Directions - Determine the number of lines holding the word "ווערדען"; answer with that number only.

Materials provided -

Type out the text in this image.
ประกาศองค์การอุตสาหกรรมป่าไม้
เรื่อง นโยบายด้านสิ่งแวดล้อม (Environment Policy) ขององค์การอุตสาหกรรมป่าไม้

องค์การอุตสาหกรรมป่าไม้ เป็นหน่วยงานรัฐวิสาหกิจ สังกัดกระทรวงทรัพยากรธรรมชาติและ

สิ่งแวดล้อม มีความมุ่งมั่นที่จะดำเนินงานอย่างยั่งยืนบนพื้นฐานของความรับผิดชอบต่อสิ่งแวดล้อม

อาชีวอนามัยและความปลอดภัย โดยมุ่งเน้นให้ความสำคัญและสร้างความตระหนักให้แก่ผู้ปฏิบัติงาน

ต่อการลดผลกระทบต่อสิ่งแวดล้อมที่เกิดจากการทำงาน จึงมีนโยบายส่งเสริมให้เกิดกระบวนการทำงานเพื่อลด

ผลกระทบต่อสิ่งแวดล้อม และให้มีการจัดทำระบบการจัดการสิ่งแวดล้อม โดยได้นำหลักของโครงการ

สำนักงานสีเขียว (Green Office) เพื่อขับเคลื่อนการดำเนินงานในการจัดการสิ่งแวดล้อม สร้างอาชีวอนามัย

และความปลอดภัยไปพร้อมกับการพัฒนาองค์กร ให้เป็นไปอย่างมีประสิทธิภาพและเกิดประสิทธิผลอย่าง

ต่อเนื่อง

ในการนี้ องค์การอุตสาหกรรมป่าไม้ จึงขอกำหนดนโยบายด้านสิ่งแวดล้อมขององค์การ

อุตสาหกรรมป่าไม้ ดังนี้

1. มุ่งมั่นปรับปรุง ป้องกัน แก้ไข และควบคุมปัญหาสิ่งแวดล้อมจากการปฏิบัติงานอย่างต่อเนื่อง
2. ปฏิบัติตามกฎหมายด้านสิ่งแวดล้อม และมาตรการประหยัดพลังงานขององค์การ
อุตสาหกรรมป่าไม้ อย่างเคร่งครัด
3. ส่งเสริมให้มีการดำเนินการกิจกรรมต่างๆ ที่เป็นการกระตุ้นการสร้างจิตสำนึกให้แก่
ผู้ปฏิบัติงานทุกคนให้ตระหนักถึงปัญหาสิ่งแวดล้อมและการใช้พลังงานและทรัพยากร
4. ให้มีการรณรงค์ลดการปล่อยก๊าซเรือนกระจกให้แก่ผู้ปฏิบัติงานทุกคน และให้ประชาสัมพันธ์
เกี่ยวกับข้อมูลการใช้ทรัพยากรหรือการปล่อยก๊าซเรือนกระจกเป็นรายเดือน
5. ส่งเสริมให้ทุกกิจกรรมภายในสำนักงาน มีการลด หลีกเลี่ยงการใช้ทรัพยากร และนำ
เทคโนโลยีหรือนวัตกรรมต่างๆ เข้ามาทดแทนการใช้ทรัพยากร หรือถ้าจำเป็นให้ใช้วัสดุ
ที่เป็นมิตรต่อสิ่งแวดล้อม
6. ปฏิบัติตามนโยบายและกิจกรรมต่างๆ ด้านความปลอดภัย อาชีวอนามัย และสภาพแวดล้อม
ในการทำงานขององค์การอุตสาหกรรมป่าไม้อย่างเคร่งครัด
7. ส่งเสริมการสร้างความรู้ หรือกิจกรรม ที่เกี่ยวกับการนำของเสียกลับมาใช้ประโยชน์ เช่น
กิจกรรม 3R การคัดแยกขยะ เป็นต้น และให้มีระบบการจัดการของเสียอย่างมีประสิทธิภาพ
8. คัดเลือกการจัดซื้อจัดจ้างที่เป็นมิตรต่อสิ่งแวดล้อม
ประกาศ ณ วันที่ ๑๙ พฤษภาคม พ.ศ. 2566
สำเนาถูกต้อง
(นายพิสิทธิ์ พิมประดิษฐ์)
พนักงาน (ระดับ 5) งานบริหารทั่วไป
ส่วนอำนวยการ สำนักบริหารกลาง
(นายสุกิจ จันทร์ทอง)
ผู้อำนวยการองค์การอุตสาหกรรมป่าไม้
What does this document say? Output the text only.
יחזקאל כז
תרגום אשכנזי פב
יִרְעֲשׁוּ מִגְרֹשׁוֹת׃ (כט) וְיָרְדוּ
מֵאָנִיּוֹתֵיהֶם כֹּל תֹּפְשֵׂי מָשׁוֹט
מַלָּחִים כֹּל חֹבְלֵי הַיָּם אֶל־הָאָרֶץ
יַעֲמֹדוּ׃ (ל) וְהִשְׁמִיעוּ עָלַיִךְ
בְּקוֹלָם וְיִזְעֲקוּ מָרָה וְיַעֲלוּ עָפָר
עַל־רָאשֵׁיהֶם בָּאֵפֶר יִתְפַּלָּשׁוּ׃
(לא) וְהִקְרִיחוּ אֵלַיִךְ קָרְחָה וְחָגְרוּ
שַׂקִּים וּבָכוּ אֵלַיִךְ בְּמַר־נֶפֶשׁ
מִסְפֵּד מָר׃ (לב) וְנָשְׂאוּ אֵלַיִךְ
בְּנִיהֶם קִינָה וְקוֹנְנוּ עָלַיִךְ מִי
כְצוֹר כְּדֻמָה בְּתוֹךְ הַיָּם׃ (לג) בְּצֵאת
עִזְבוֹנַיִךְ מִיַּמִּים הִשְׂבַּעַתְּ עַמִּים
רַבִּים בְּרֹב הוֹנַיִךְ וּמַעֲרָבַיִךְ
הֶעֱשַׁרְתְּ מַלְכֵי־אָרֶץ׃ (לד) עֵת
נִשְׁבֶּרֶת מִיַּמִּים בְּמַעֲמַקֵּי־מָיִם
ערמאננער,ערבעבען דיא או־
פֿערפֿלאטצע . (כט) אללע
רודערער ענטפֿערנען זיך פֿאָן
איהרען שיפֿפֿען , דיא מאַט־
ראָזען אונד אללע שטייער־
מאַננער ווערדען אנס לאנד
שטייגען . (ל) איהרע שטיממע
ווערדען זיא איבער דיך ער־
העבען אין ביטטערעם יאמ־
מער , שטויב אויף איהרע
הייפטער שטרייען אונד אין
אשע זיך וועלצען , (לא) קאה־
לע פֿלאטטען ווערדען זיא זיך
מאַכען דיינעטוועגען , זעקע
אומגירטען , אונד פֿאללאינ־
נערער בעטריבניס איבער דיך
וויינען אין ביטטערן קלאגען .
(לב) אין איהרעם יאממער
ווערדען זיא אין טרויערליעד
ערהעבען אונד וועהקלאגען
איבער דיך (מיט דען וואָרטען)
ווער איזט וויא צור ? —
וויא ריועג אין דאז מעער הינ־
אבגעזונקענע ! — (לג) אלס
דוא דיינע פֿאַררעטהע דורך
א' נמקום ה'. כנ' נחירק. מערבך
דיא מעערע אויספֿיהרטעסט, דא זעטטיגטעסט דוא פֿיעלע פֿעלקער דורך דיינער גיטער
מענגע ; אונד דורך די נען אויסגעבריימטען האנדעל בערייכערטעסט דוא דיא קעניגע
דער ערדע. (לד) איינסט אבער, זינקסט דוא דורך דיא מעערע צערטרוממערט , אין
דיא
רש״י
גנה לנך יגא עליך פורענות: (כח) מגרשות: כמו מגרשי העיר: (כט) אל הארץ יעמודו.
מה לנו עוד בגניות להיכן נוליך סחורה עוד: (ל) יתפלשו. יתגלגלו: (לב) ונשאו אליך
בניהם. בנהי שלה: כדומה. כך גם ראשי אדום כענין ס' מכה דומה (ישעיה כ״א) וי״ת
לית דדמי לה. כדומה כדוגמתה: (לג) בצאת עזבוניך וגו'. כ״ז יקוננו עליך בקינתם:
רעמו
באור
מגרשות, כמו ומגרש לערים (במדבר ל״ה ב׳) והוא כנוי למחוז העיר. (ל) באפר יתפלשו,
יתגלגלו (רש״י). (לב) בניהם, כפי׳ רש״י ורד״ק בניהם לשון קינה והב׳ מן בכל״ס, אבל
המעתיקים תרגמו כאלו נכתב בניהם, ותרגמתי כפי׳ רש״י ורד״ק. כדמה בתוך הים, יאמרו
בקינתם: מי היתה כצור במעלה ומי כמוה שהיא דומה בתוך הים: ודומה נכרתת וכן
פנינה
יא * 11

Task response - 4